- [Objective] Pick out every line that holds the string "JSON" and copy it.

- [Dataset]
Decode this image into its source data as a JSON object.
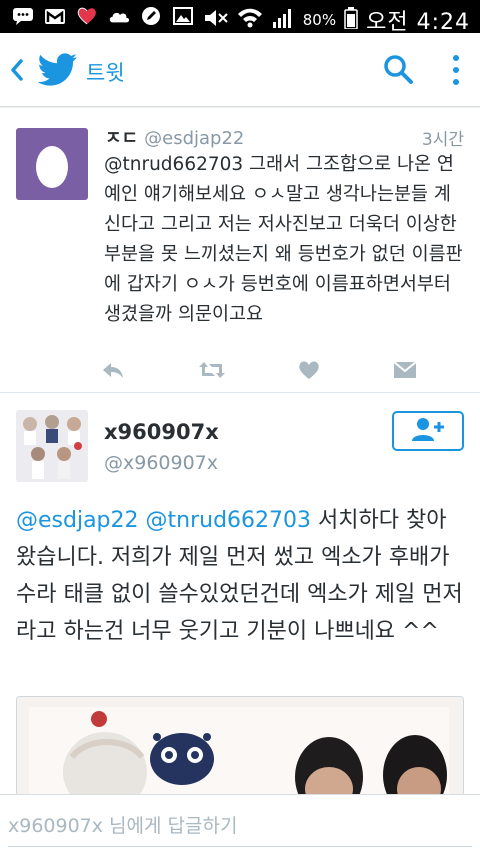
{
  "status_bar": {
    "battery": "80%",
    "time": "오전 4:24",
    "icons": [
      "chat-icon",
      "gmail-icon",
      "heart-app-icon",
      "cloud-icon",
      "pen-icon",
      "image-icon",
      "mute-icon",
      "wifi-icon",
      "signal-icon",
      "battery-icon"
    ]
  },
  "app_bar": {
    "title": "트윗",
    "brand_color": "#1b95e0",
    "icons": [
      "back-icon",
      "twitter-bird-icon",
      "search-icon",
      "more-vert-icon"
    ]
  },
  "reply_tweet": {
    "name": "ㅈㄷ",
    "handle": "@esdjap22",
    "time": "3시간",
    "text": "@tnrud662703 그래서 그조합으로 나온 연예인 얘기해보세요 ㅇㅅ말고 생각나는분들 계신다고 그리고 저는 저사진보고 더욱더 이상한 부분을 못 느끼셨는지 왜 등번호가 없던 이름판에 갑자기 ㅇㅅ가 등번호에 이름표하면서부터 생겼을까 의문이고요",
    "actions": [
      "reply-icon",
      "retweet-icon",
      "like-icon",
      "dm-icon"
    ]
  },
  "main_tweet": {
    "name": "x960907x",
    "handle": "@x960907x",
    "mention1": "@esdjap22",
    "mention2": "@tnrud662703",
    "text": "서치하다 찾아왔습니다. 저희가 제일 먼저 썼고 엑소가 후배가수라 태클 없이 쓸수있었던건데 엑소가 제일 먼저라고 하는건 너무 웃기고 기분이 나쁘네요 ^^",
    "follow_icon": "follow-user-icon"
  },
  "compose": {
    "placeholder": "x960907x 님에게 답글하기"
  }
}
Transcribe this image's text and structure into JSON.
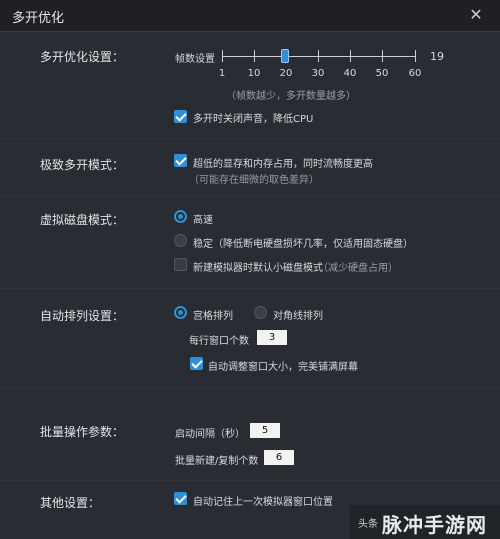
{
  "window": {
    "title": "多开优化"
  },
  "multi_open": {
    "label": "多开优化设置：",
    "fps_label": "帧数设置",
    "fps_value": "19",
    "ticks": [
      "1",
      "10",
      "20",
      "30",
      "40",
      "50",
      "60"
    ],
    "hint": "（帧数越少，多开数量越多）",
    "mute_label": "多开时关闭声音，降低CPU"
  },
  "extreme": {
    "label": "极致多开模式：",
    "option_label": "超低的显存和内存占用，同时流畅度更高",
    "option_note": "（可能存在细微的取色差异）"
  },
  "vdisk": {
    "label": "虚拟磁盘模式：",
    "fast_label": "高速",
    "stable_label": "稳定（降低断电硬盘损坏几率，仅适用固态硬盘）",
    "new_small_label": "新建模拟器时默认小磁盘模式",
    "new_small_note": "（减少硬盘占用）"
  },
  "arrange": {
    "label": "自动排列设置：",
    "grid_label": "宫格排列",
    "diagonal_label": "对角线排列",
    "per_row_label": "每行窗口个数",
    "per_row_value": "3",
    "auto_resize_label": "自动调整窗口大小，完美铺满屏幕"
  },
  "batch": {
    "label": "批量操作参数：",
    "interval_label": "启动间隔（秒）",
    "interval_value": "5",
    "count_label": "批量新建/复制个数",
    "count_value": "6"
  },
  "other": {
    "label": "其他设置：",
    "remember_label": "自动记住上一次模拟器窗口位置"
  },
  "watermark": {
    "small": "头条",
    "big": "脉冲手游网"
  }
}
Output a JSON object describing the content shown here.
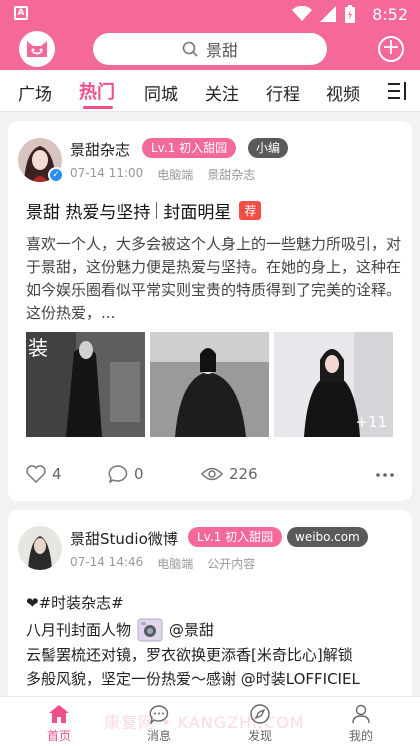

- [Solution to this problem]
Decode this image into its source data as a JSON object.
Transcribe this image's text and structure into JSON.
Output a JSON object describing the content shown here.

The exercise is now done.